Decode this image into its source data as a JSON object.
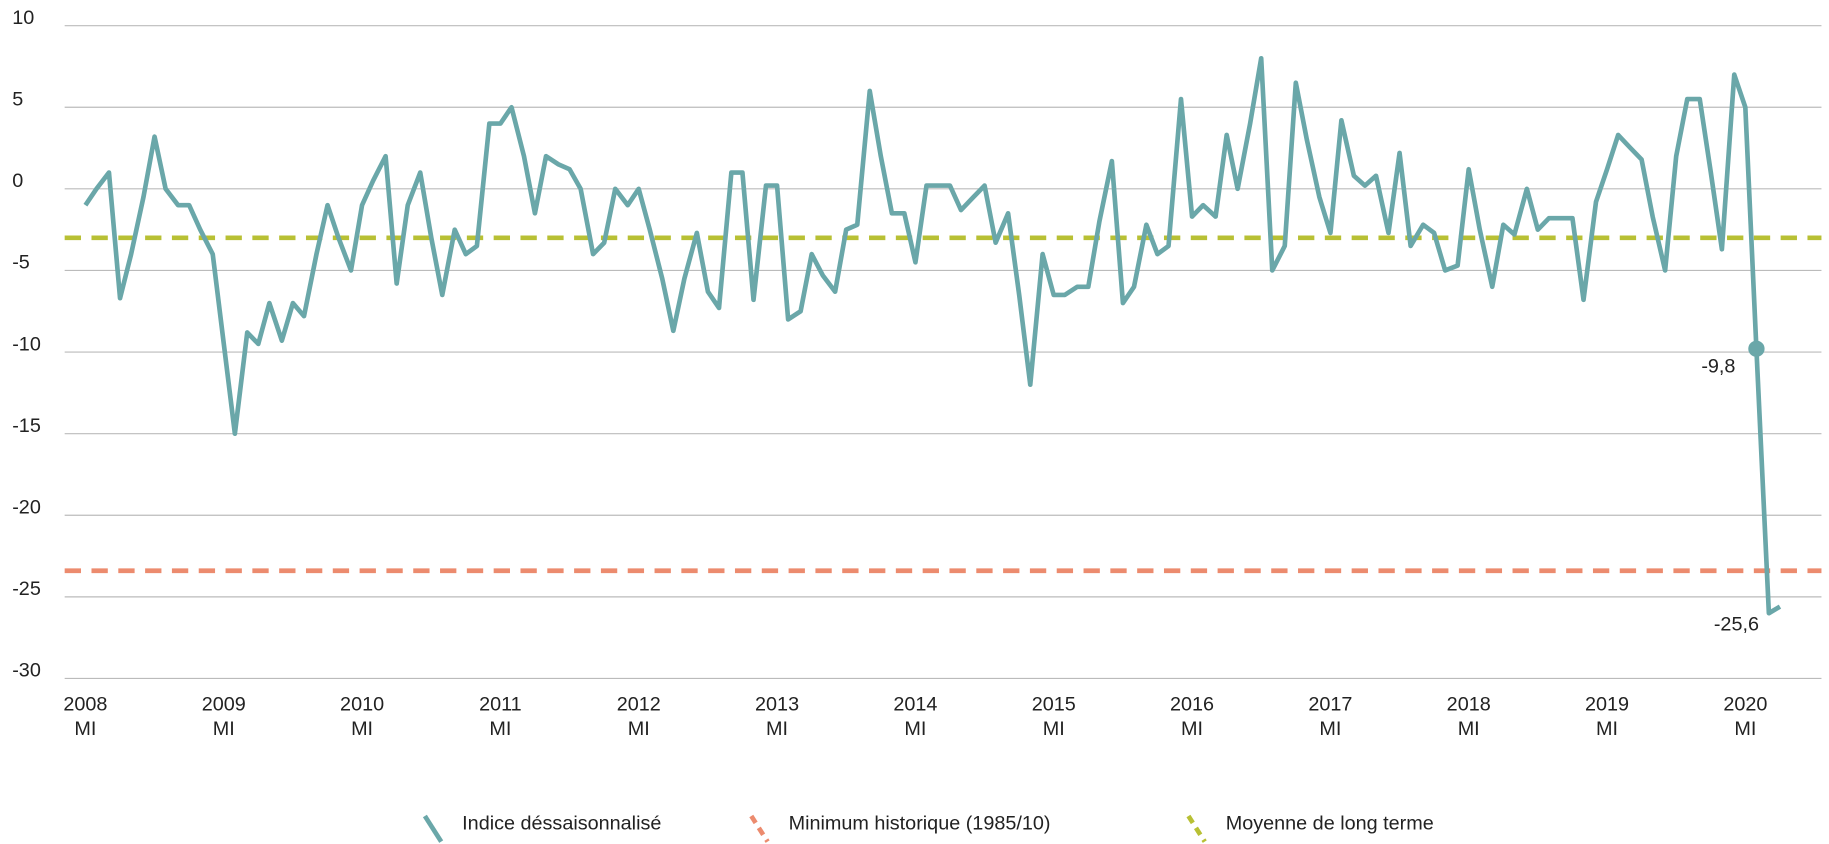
{
  "chart_data": {
    "type": "line",
    "x": [
      2008,
      2008.08,
      2008.17,
      2008.25,
      2008.33,
      2008.42,
      2008.5,
      2008.58,
      2008.67,
      2008.75,
      2008.83,
      2008.92,
      2009,
      2009.08,
      2009.17,
      2009.25,
      2009.33,
      2009.42,
      2009.5,
      2009.58,
      2009.67,
      2009.75,
      2009.83,
      2009.92,
      2010,
      2010.08,
      2010.17,
      2010.25,
      2010.33,
      2010.42,
      2010.5,
      2010.58,
      2010.67,
      2010.75,
      2010.83,
      2010.92,
      2011,
      2011.08,
      2011.17,
      2011.25,
      2011.33,
      2011.42,
      2011.5,
      2011.58,
      2011.67,
      2011.75,
      2011.83,
      2011.92,
      2012,
      2012.08,
      2012.17,
      2012.25,
      2012.33,
      2012.42,
      2012.5,
      2012.58,
      2012.67,
      2012.75,
      2012.83,
      2012.92,
      2013,
      2013.08,
      2013.17,
      2013.25,
      2013.33,
      2013.42,
      2013.5,
      2013.58,
      2013.67,
      2013.75,
      2013.83,
      2013.92,
      2014,
      2014.08,
      2014.17,
      2014.25,
      2014.33,
      2014.42,
      2014.5,
      2014.58,
      2014.67,
      2014.75,
      2014.83,
      2014.92,
      2015,
      2015.08,
      2015.17,
      2015.25,
      2015.33,
      2015.42,
      2015.5,
      2015.58,
      2015.67,
      2015.75,
      2015.83,
      2015.92,
      2016,
      2016.08,
      2016.17,
      2016.25,
      2016.33,
      2016.42,
      2016.5,
      2016.58,
      2016.67,
      2016.75,
      2016.83,
      2016.92,
      2017,
      2017.08,
      2017.17,
      2017.25,
      2017.33,
      2017.42,
      2017.5,
      2017.58,
      2017.67,
      2017.75,
      2017.83,
      2017.92,
      2018,
      2018.08,
      2018.17,
      2018.25,
      2018.33,
      2018.42,
      2018.5,
      2018.58,
      2018.67,
      2018.75,
      2018.83,
      2018.92,
      2019,
      2019.08,
      2019.17,
      2019.25,
      2019.33,
      2019.42,
      2019.5,
      2019.58,
      2019.67,
      2019.75,
      2019.83,
      2019.92,
      2020,
      2020.08,
      2020.17,
      2020.25
    ],
    "series": [
      {
        "name": "Indice déssaisonnalisé",
        "color": "#6aa7a9",
        "values": [
          -1,
          0,
          1,
          -6.7,
          -4,
          -0.5,
          3.2,
          0,
          -1,
          -1,
          -2.5,
          -4,
          -9.5,
          -15,
          -8.8,
          -9.5,
          -7,
          -9.3,
          -7,
          -7.8,
          -4,
          -1,
          -3,
          -5,
          -1,
          0.5,
          2,
          -5.8,
          -1,
          1,
          -3,
          -6.5,
          -2.5,
          -4,
          -3.5,
          4,
          4,
          5,
          2,
          -1.5,
          2,
          1.5,
          1.2,
          0,
          -4,
          -3.3,
          0,
          -1,
          0,
          -2.5,
          -5.5,
          -8.7,
          -5.5,
          -2.7,
          -6.3,
          -7.3,
          1,
          1,
          -6.8,
          0.2,
          0.2,
          -8,
          -7.5,
          -4,
          -5.3,
          -6.3,
          -2.5,
          -2.2,
          6,
          2,
          -1.5,
          -1.5,
          -4.5,
          0.2,
          0.2,
          0.2,
          -1.3,
          -0.5,
          0.2,
          -3.3,
          -1.5,
          -6.5,
          -12,
          -4,
          -6.5,
          -6.5,
          -6,
          -6,
          -2,
          1.7,
          -7,
          -6,
          -2.2,
          -4,
          -3.5,
          5.5,
          -1.7,
          -1,
          -1.7,
          3.3,
          0,
          4,
          8,
          -5,
          -3.5,
          6.5,
          3,
          -0.5,
          -2.7,
          4.2,
          0.8,
          0.2,
          0.8,
          -2.7,
          2.2,
          -3.5,
          -2.2,
          -2.7,
          -5,
          -4.7,
          1.2,
          -2.5,
          -6,
          -2.2,
          -2.8,
          0,
          -2.5,
          -1.8,
          -1.8,
          -1.8,
          -6.8,
          -0.8,
          1.2,
          3.3,
          2.5,
          1.8,
          -1.7,
          -5,
          2,
          5.5,
          5.5,
          1,
          -3.7,
          7,
          5,
          -9.8,
          -26,
          -25.6
        ]
      }
    ],
    "reference_lines": [
      {
        "name": "Minimum historique (1985/10)",
        "value": -23.4,
        "color": "#ec8b6e"
      },
      {
        "name": "Moyenne de long terme",
        "value": -3,
        "color": "#b8c034"
      }
    ],
    "annotations": [
      {
        "point": 145,
        "label": "-9,8",
        "marker": true
      },
      {
        "point": 147,
        "label": "-25,6",
        "marker": false
      }
    ],
    "xlim": [
      2007.85,
      2020.55
    ],
    "xticks": [
      {
        "value": 2008,
        "label": "2008",
        "sublabel": "MI"
      },
      {
        "value": 2009,
        "label": "2009",
        "sublabel": "MI"
      },
      {
        "value": 2010,
        "label": "2010",
        "sublabel": "MI"
      },
      {
        "value": 2011,
        "label": "2011",
        "sublabel": "MI"
      },
      {
        "value": 2012,
        "label": "2012",
        "sublabel": "MI"
      },
      {
        "value": 2013,
        "label": "2013",
        "sublabel": "MI"
      },
      {
        "value": 2014,
        "label": "2014",
        "sublabel": "MI"
      },
      {
        "value": 2015,
        "label": "2015",
        "sublabel": "MI"
      },
      {
        "value": 2016,
        "label": "2016",
        "sublabel": "MI"
      },
      {
        "value": 2017,
        "label": "2017",
        "sublabel": "MI"
      },
      {
        "value": 2018,
        "label": "2018",
        "sublabel": "MI"
      },
      {
        "value": 2019,
        "label": "2019",
        "sublabel": "MI"
      },
      {
        "value": 2020,
        "label": "2020",
        "sublabel": "MI"
      }
    ],
    "ylim": [
      -30,
      10
    ],
    "yticks": [
      10,
      5,
      0,
      -5,
      -10,
      -15,
      -20,
      -25,
      -30
    ],
    "grid": true
  }
}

━━━━━━━━

Pick out the lines above containing the word "name", then copy them.

CORRECT RESPONSE:
        "name": "Indice déssaisonnalisé",
        "name": "Minimum historique (1985/10)",
        "name": "Moyenne de long terme",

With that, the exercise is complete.